**What is needed**. Retype all the records with nothing changed.

-------- Stored records

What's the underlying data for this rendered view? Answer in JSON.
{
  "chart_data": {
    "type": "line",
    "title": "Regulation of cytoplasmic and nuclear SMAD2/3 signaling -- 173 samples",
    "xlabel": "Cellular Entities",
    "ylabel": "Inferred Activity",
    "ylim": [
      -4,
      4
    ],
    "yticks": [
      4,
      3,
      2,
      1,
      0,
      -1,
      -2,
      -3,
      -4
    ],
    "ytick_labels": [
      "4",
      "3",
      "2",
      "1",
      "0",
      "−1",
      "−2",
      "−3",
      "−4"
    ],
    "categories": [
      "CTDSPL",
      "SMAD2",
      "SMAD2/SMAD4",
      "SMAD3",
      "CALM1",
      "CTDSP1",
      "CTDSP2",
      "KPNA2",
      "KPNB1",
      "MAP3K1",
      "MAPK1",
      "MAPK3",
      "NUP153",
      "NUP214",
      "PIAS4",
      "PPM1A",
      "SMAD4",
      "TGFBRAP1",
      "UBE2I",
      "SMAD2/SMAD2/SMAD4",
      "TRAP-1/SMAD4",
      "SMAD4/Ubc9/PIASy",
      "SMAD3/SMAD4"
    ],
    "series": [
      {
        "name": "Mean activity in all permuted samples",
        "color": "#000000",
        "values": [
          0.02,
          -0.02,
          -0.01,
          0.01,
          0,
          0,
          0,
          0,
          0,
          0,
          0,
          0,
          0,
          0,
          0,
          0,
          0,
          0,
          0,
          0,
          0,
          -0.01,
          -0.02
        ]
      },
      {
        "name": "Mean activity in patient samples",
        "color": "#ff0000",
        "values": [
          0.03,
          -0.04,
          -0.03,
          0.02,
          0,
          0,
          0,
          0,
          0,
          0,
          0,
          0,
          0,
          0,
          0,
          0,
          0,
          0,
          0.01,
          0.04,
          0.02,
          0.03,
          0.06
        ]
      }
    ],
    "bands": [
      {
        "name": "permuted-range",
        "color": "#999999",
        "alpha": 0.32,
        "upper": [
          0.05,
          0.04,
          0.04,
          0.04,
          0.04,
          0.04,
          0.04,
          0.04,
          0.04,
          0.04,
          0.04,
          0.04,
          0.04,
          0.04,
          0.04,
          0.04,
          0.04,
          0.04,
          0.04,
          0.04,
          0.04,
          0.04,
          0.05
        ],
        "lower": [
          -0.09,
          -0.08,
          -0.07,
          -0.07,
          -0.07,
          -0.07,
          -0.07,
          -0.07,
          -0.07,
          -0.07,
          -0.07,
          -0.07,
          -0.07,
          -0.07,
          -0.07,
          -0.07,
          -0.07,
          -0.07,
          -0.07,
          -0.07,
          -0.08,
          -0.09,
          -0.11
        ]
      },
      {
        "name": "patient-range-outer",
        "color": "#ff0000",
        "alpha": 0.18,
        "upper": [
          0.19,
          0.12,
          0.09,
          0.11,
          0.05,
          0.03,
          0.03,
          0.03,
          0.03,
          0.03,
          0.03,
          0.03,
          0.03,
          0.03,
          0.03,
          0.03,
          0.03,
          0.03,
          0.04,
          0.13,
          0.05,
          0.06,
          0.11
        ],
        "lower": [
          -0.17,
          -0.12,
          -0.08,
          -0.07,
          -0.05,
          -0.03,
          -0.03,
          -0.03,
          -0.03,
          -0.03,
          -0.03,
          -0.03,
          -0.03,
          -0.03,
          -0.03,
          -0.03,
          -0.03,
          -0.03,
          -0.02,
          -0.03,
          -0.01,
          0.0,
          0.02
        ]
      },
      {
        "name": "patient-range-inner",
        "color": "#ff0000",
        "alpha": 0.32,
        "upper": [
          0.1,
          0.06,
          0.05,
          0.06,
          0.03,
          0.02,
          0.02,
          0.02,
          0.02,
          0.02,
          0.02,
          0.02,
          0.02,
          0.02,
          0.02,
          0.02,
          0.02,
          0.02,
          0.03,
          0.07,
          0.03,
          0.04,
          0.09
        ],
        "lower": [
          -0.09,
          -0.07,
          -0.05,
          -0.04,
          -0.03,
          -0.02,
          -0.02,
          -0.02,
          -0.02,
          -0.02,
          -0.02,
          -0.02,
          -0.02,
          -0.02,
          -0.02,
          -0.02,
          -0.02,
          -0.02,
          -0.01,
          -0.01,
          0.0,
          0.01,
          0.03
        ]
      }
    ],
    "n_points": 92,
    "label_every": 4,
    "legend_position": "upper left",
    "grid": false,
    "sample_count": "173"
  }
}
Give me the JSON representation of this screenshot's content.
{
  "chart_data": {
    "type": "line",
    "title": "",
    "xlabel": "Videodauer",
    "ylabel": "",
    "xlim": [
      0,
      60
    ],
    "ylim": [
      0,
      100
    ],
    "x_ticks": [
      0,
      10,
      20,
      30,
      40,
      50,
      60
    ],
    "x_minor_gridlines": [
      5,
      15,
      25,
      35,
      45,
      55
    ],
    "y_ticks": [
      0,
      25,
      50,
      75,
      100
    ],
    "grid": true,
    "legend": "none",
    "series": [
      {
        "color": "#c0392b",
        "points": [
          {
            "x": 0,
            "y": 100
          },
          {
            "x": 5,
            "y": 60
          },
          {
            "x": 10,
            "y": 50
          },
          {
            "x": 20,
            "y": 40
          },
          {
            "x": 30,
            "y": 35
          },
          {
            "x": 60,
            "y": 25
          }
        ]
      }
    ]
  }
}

----------------

**Result**.
What's the underlying data for this rendered view? Answer in JSON.
{
  "chart_data": {
    "type": "line",
    "title": "Regulation of cytoplasmic and nuclear SMAD2/3 signaling -- 173 samples",
    "xlabel": "Cellular Entities",
    "ylabel": "Inferred Activity",
    "ylim": [
      -4,
      4
    ],
    "yticks": [
      4,
      3,
      2,
      1,
      0,
      -1,
      -2,
      -3,
      -4
    ],
    "ytick_labels": [
      "4",
      "3",
      "2",
      "1",
      "0",
      "−1",
      "−2",
      "−3",
      "−4"
    ],
    "categories": [
      "CTDSPL",
      "SMAD2",
      "SMAD2/SMAD4",
      "SMAD3",
      "CALM1",
      "CTDSP1",
      "CTDSP2",
      "KPNA2",
      "KPNB1",
      "MAP3K1",
      "MAPK1",
      "MAPK3",
      "NUP153",
      "NUP214",
      "PIAS4",
      "PPM1A",
      "SMAD4",
      "TGFBRAP1",
      "UBE2I",
      "SMAD2/SMAD2/SMAD4",
      "TRAP-1/SMAD4",
      "SMAD4/Ubc9/PIASy",
      "SMAD3/SMAD4"
    ],
    "series": [
      {
        "name": "Mean activity in all permuted samples",
        "color": "#000000",
        "values": [
          0.02,
          -0.02,
          -0.01,
          0.01,
          0,
          0,
          0,
          0,
          0,
          0,
          0,
          0,
          0,
          0,
          0,
          0,
          0,
          0,
          0,
          0,
          0,
          -0.01,
          -0.02
        ]
      },
      {
        "name": "Mean activity in patient samples",
        "color": "#ff0000",
        "values": [
          0.03,
          -0.04,
          -0.03,
          0.02,
          0,
          0,
          0,
          0,
          0,
          0,
          0,
          0,
          0,
          0,
          0,
          0,
          0,
          0,
          0.01,
          0.04,
          0.02,
          0.03,
          0.06
        ]
      }
    ],
    "bands": [
      {
        "name": "permuted-range",
        "color": "#999999",
        "alpha": 0.32,
        "upper": [
          0.05,
          0.04,
          0.04,
          0.04,
          0.04,
          0.04,
          0.04,
          0.04,
          0.04,
          0.04,
          0.04,
          0.04,
          0.04,
          0.04,
          0.04,
          0.04,
          0.04,
          0.04,
          0.04,
          0.04,
          0.04,
          0.04,
          0.05
        ],
        "lower": [
          -0.09,
          -0.08,
          -0.07,
          -0.07,
          -0.07,
          -0.07,
          -0.07,
          -0.07,
          -0.07,
          -0.07,
          -0.07,
          -0.07,
          -0.07,
          -0.07,
          -0.07,
          -0.07,
          -0.07,
          -0.07,
          -0.07,
          -0.07,
          -0.08,
          -0.09,
          -0.11
        ]
      },
      {
        "name": "patient-range-outer",
        "color": "#ff0000",
        "alpha": 0.18,
        "upper": [
          0.19,
          0.12,
          0.09,
          0.11,
          0.05,
          0.03,
          0.03,
          0.03,
          0.03,
          0.03,
          0.03,
          0.03,
          0.03,
          0.03,
          0.03,
          0.03,
          0.03,
          0.03,
          0.04,
          0.13,
          0.05,
          0.06,
          0.11
        ],
        "lower": [
          -0.17,
          -0.12,
          -0.08,
          -0.07,
          -0.05,
          -0.03,
          -0.03,
          -0.03,
          -0.03,
          -0.03,
          -0.03,
          -0.03,
          -0.03,
          -0.03,
          -0.03,
          -0.03,
          -0.03,
          -0.03,
          -0.02,
          -0.03,
          -0.01,
          0.0,
          0.02
        ]
      },
      {
        "name": "patient-range-inner",
        "color": "#ff0000",
        "alpha": 0.32,
        "upper": [
          0.1,
          0.06,
          0.05,
          0.06,
          0.03,
          0.02,
          0.02,
          0.02,
          0.02,
          0.02,
          0.02,
          0.02,
          0.02,
          0.02,
          0.02,
          0.02,
          0.02,
          0.02,
          0.03,
          0.07,
          0.03,
          0.04,
          0.09
        ],
        "lower": [
          -0.09,
          -0.07,
          -0.05,
          -0.04,
          -0.03,
          -0.02,
          -0.02,
          -0.02,
          -0.02,
          -0.02,
          -0.02,
          -0.02,
          -0.02,
          -0.02,
          -0.02,
          -0.02,
          -0.02,
          -0.02,
          -0.01,
          -0.01,
          0.0,
          0.01,
          0.03
        ]
      }
    ],
    "n_points": 92,
    "label_every": 4,
    "legend_position": "upper left",
    "grid": false,
    "sample_count": "173"
  }
}
Give me the JSON representation of this screenshot's content.
{
  "chart_data": {
    "type": "line",
    "title": "",
    "xlabel": "Videodauer",
    "ylabel": "",
    "xlim": [
      0,
      60
    ],
    "ylim": [
      0,
      100
    ],
    "x_ticks": [
      0,
      10,
      20,
      30,
      40,
      50,
      60
    ],
    "x_minor_gridlines": [
      5,
      15,
      25,
      35,
      45,
      55
    ],
    "y_ticks": [
      0,
      25,
      50,
      75,
      100
    ],
    "grid": true,
    "legend": "none",
    "series": [
      {
        "color": "#c0392b",
        "points": [
          {
            "x": 0,
            "y": 100
          },
          {
            "x": 5,
            "y": 60
          },
          {
            "x": 10,
            "y": 50
          },
          {
            "x": 20,
            "y": 40
          },
          {
            "x": 30,
            "y": 35
          },
          {
            "x": 60,
            "y": 25
          }
        ]
      }
    ]
  }
}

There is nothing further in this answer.